━━━━━ Material for the task

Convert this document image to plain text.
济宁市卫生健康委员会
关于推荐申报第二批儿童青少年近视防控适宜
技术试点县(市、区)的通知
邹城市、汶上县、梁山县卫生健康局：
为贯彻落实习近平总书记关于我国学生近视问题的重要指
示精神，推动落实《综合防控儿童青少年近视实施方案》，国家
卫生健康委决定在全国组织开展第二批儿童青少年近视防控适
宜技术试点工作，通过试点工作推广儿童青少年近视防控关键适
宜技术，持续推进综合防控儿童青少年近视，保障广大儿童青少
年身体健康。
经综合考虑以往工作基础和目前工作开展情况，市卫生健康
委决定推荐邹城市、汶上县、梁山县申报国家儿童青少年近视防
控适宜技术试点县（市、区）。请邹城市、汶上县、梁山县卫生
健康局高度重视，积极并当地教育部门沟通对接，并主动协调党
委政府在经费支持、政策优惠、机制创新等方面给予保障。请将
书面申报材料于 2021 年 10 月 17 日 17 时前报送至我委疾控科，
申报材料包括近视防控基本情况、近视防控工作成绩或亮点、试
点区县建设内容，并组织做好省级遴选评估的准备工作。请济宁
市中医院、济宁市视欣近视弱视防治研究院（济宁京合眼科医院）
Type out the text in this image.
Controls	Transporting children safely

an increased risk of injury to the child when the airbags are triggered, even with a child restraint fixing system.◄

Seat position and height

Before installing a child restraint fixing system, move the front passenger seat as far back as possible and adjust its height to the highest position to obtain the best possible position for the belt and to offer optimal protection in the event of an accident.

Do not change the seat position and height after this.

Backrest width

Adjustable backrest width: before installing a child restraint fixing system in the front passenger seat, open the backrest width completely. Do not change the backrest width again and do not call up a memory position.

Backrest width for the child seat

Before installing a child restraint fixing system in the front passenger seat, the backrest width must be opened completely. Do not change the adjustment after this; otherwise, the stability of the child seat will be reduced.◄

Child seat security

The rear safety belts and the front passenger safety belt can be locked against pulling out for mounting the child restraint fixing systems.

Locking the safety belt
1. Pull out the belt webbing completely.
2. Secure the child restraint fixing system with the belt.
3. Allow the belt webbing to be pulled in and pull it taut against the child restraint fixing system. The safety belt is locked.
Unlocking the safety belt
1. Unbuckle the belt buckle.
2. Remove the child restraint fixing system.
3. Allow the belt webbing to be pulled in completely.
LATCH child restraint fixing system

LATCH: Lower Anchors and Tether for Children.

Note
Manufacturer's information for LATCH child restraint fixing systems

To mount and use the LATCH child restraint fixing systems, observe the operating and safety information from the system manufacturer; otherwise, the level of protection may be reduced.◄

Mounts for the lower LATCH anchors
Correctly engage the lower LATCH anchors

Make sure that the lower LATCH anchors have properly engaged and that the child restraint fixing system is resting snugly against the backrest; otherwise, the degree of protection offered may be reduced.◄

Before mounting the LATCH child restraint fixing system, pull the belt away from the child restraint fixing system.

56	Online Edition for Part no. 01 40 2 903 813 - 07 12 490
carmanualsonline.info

━━━━━━━━━━

Work to do:
Your task is to quote the listing above word for word.

Solved problem:
Convert this document image to plain text.
济宁市卫生健康委员会
关于推荐申报第二批儿童青少年近视防控适宜
技术试点县(市、区)的通知
邹城市、汶上县、梁山县卫生健康局：
为贯彻落实习近平总书记关于我国学生近视问题的重要指
示精神，推动落实《综合防控儿童青少年近视实施方案》，国家
卫生健康委决定在全国组织开展第二批儿童青少年近视防控适
宜技术试点工作，通过试点工作推广儿童青少年近视防控关键适
宜技术，持续推进综合防控儿童青少年近视，保障广大儿童青少
年身体健康。
经综合考虑以往工作基础和目前工作开展情况，市卫生健康
委决定推荐邹城市、汶上县、梁山县申报国家儿童青少年近视防
控适宜技术试点县（市、区）。请邹城市、汶上县、梁山县卫生
健康局高度重视，积极并当地教育部门沟通对接，并主动协调党
委政府在经费支持、政策优惠、机制创新等方面给予保障。请将
书面申报材料于 2021 年 10 月 17 日 17 时前报送至我委疾控科，
申报材料包括近视防控基本情况、近视防控工作成绩或亮点、试
点区县建设内容，并组织做好省级遴选评估的准备工作。请济宁
市中医院、济宁市视欣近视弱视防治研究院（济宁京合眼科医院）
Type out the text in this image.
Controls	Transporting children safely

an increased risk of injury to the child when the airbags are triggered, even with a child restraint fixing system.◄

Seat position and height

Before installing a child restraint fixing system, move the front passenger seat as far back as possible and adjust its height to the highest position to obtain the best possible position for the belt and to offer optimal protection in the event of an accident.

Do not change the seat position and height after this.

Backrest width

Adjustable backrest width: before installing a child restraint fixing system in the front passenger seat, open the backrest width completely. Do not change the backrest width again and do not call up a memory position.

Backrest width for the child seat

Before installing a child restraint fixing system in the front passenger seat, the backrest width must be opened completely. Do not change the adjustment after this; otherwise, the stability of the child seat will be reduced.◄

Child seat security

The rear safety belts and the front passenger safety belt can be locked against pulling out for mounting the child restraint fixing systems.

Locking the safety belt
1. Pull out the belt webbing completely.
2. Secure the child restraint fixing system with the belt.
3. Allow the belt webbing to be pulled in and pull it taut against the child restraint fixing system. The safety belt is locked.
Unlocking the safety belt
1. Unbuckle the belt buckle.
2. Remove the child restraint fixing system.
3. Allow the belt webbing to be pulled in completely.
LATCH child restraint fixing system

LATCH: Lower Anchors and Tether for Children.

Note
Manufacturer's information for LATCH child restraint fixing systems

To mount and use the LATCH child restraint fixing systems, observe the operating and safety information from the system manufacturer; otherwise, the level of protection may be reduced.◄

Mounts for the lower LATCH anchors
Correctly engage the lower LATCH anchors

Make sure that the lower LATCH anchors have properly engaged and that the child restraint fixing system is resting snugly against the backrest; otherwise, the degree of protection offered may be reduced.◄

Before mounting the LATCH child restraint fixing system, pull the belt away from the child restraint fixing system.

56	Online Edition for Part no. 01 40 2 903 813 - 07 12 490
carmanualsonline.info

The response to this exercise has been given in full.